• [Stored data]

-- begin --

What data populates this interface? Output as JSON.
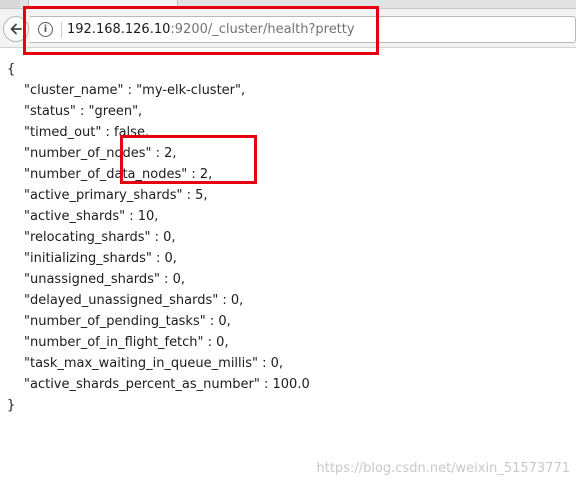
{
  "browser": {
    "url_host": "192.168.126.10",
    "url_rest": ":9200/_cluster/health?pretty",
    "info_glyph": "i"
  },
  "json_open": "{",
  "json_close": "}",
  "json_lines": [
    "\"cluster_name\" : \"my-elk-cluster\",",
    "\"status\" : \"green\",",
    "\"timed_out\" : false,",
    "\"number_of_nodes\" : 2,",
    "\"number_of_data_nodes\" : 2,",
    "\"active_primary_shards\" : 5,",
    "\"active_shards\" : 10,",
    "\"relocating_shards\" : 0,",
    "\"initializing_shards\" : 0,",
    "\"unassigned_shards\" : 0,",
    "\"delayed_unassigned_shards\" : 0,",
    "\"number_of_pending_tasks\" : 0,",
    "\"number_of_in_flight_fetch\" : 0,",
    "\"task_max_waiting_in_queue_millis\" : 0,",
    "\"active_shards_percent_as_number\" : 100.0"
  ],
  "watermark": "https://blog.csdn.net/weixin_51573771",
  "colors": {
    "annotation": "#e60012",
    "text": "#1c1c1c",
    "url_muted": "#737373"
  },
  "icons": [
    "back-arrow-icon",
    "info-icon"
  ]
}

-- end --

• [WHAT IS REQUIRED] The pictures in the entries should be left out; output everything else exactly.

• [SOLUTION TO THIS PROBLEM]
What data populates this interface? Output as JSON.
{
  "browser": {
    "url_host": "192.168.126.10",
    "url_rest": ":9200/_cluster/health?pretty",
    "info_glyph": "i"
  },
  "json_open": "{",
  "json_close": "}",
  "json_lines": [
    "\"cluster_name\" : \"my-elk-cluster\",",
    "\"status\" : \"green\",",
    "\"timed_out\" : false,",
    "\"number_of_nodes\" : 2,",
    "\"number_of_data_nodes\" : 2,",
    "\"active_primary_shards\" : 5,",
    "\"active_shards\" : 10,",
    "\"relocating_shards\" : 0,",
    "\"initializing_shards\" : 0,",
    "\"unassigned_shards\" : 0,",
    "\"delayed_unassigned_shards\" : 0,",
    "\"number_of_pending_tasks\" : 0,",
    "\"number_of_in_flight_fetch\" : 0,",
    "\"task_max_waiting_in_queue_millis\" : 0,",
    "\"active_shards_percent_as_number\" : 100.0"
  ],
  "watermark": "https://blog.csdn.net/weixin_51573771",
  "colors": {
    "annotation": "#e60012",
    "text": "#1c1c1c",
    "url_muted": "#737373"
  },
  "icons": [
    "back-arrow-icon",
    "info-icon"
  ]
}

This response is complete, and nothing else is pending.